### WORK TO BE COMPLETED
Reply with one number: the count of lines in the data that hold the string "Unternehmensanleihen".

═══ MATERIAL TO PROCESS ═══

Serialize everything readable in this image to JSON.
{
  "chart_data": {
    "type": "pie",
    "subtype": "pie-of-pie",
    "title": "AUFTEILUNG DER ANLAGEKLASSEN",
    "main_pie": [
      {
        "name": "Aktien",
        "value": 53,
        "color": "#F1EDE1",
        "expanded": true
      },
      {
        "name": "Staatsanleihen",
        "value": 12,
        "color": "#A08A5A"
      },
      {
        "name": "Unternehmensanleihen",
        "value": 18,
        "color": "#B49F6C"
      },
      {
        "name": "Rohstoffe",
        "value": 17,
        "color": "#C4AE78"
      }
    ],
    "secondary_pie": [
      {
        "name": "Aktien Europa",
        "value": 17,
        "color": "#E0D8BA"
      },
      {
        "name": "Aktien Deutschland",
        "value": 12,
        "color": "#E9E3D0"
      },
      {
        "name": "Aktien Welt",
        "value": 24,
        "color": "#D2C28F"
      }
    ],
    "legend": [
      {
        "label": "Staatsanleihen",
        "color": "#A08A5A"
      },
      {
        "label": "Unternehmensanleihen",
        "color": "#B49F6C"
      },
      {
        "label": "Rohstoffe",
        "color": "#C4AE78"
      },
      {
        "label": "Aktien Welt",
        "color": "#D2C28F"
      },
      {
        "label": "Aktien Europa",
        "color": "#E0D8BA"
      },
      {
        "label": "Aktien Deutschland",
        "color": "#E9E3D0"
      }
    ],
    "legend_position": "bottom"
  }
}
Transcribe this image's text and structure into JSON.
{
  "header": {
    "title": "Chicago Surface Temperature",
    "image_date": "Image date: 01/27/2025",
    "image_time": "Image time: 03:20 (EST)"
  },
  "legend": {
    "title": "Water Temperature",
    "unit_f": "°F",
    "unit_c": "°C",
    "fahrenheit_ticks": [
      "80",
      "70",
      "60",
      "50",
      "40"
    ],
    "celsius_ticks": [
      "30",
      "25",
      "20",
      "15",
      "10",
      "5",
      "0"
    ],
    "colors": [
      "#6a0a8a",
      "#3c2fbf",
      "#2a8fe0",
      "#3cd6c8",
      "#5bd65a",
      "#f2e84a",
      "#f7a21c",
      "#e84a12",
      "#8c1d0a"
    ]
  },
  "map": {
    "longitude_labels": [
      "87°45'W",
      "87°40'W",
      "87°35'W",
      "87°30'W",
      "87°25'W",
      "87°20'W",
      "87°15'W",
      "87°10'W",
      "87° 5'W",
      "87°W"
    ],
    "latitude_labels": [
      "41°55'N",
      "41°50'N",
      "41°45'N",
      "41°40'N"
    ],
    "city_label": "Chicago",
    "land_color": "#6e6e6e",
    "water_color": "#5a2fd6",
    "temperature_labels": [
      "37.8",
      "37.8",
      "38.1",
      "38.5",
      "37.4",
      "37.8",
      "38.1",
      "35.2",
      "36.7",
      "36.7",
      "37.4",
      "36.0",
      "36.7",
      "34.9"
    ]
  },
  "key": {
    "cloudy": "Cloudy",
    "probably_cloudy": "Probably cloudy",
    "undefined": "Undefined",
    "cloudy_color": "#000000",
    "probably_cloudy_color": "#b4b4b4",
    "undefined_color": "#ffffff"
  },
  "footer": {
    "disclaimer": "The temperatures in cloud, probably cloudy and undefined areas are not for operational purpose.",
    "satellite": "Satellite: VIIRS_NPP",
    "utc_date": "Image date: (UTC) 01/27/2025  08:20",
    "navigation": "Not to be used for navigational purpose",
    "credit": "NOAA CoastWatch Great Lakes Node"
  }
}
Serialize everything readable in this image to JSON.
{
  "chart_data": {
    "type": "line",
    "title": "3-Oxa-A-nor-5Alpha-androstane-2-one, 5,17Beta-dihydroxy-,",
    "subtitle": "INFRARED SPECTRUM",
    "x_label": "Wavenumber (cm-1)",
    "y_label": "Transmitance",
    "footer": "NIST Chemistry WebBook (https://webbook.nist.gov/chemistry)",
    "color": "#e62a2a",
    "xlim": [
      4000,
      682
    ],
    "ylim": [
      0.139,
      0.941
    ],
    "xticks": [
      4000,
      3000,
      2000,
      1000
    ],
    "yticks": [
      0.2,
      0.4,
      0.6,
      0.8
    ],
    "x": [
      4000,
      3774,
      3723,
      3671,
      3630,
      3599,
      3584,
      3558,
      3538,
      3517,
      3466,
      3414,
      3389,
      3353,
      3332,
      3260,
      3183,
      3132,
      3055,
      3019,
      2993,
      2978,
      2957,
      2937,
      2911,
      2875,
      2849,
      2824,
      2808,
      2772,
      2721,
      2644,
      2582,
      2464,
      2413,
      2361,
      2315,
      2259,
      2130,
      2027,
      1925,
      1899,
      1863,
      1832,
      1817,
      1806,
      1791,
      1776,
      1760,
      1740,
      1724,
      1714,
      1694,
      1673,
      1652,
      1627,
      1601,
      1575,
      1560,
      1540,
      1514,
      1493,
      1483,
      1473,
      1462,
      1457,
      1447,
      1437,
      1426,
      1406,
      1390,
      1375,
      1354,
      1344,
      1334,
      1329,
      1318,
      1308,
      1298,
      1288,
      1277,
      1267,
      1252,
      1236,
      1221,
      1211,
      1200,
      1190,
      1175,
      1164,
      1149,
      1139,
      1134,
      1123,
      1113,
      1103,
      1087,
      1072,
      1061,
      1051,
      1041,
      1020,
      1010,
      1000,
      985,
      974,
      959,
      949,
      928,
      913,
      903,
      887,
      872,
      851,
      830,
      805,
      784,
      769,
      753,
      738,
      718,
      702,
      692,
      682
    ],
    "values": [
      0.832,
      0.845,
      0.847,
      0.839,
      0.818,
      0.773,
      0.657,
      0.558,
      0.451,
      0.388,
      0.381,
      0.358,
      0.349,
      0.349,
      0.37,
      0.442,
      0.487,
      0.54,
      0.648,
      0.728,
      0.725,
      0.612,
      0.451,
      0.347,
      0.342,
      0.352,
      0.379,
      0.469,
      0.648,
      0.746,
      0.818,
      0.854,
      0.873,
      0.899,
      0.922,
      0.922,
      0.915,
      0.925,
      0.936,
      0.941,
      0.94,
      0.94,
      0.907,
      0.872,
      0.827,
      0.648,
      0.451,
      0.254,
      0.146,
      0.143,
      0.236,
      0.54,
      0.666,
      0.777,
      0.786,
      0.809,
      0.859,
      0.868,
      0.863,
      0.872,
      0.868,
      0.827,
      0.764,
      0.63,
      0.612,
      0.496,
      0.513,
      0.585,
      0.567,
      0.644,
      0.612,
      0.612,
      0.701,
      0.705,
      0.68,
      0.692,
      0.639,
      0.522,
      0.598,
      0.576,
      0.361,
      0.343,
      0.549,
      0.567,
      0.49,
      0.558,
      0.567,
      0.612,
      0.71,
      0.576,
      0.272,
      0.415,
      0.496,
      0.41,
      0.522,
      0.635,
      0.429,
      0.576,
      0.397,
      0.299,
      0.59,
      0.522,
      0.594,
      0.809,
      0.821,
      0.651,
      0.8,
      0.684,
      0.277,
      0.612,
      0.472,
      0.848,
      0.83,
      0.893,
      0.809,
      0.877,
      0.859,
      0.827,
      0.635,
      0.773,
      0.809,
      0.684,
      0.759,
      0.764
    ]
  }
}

═══

### EXERCISE SOLUTION
2